WRITTEN INSTRUCTION: Check each line of the data below for the word "noclegu", then extract the ones that have it.

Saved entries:
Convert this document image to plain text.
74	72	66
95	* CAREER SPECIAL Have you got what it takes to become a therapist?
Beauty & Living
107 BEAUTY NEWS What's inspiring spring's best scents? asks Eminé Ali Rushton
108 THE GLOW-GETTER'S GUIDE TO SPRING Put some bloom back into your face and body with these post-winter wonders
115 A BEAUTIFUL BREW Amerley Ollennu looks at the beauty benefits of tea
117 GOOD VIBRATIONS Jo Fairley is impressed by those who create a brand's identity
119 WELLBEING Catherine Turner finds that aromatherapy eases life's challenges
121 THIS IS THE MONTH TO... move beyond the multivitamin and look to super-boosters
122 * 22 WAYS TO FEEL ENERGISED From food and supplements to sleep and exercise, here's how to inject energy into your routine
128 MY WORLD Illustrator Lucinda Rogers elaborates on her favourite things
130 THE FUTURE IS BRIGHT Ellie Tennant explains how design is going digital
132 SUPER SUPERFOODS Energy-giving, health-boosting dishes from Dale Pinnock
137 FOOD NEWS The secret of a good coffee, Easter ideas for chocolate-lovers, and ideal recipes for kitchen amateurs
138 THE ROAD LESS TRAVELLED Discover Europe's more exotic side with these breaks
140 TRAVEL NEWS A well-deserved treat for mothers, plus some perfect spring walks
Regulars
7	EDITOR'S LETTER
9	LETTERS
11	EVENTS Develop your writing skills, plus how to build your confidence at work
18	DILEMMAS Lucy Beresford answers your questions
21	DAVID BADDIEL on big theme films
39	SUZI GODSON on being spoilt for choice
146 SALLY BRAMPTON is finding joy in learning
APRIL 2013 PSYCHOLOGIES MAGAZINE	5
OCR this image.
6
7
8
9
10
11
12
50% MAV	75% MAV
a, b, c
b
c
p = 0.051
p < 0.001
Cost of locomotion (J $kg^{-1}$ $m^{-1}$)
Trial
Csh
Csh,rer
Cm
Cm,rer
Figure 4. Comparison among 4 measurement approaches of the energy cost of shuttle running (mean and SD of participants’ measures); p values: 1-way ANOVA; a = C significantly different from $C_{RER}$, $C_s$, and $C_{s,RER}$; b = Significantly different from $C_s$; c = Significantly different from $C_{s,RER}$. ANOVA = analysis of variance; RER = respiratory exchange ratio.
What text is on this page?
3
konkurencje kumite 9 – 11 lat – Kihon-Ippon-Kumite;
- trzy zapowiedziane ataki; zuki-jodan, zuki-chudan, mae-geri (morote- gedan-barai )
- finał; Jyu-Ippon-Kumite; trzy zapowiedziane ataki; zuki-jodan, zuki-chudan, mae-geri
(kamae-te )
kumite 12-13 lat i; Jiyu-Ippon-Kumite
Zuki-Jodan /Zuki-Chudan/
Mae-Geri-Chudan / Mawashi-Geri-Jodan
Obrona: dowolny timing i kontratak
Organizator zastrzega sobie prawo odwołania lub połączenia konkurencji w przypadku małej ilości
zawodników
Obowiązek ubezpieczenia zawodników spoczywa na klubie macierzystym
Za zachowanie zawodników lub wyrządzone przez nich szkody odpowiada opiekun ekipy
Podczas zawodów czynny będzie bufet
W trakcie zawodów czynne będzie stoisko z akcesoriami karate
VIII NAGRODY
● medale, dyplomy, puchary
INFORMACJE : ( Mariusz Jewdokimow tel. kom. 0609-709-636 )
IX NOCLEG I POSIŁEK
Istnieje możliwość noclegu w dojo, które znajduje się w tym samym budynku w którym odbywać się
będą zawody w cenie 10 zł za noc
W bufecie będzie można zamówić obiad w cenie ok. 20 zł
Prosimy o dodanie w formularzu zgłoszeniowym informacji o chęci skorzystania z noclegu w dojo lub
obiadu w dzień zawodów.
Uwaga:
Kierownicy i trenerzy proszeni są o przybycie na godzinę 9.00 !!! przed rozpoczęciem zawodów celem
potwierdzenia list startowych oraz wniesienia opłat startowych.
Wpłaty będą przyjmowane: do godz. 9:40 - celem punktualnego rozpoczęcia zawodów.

THE OUTPUT:
Istnieje możliwość noclegu w dojo, które znajduje się w tym samym budynku w którym odbywać się
Prosimy o dodanie w formularzu zgłoszeniowym informacji o chęci skorzystania z noclegu w dojo lub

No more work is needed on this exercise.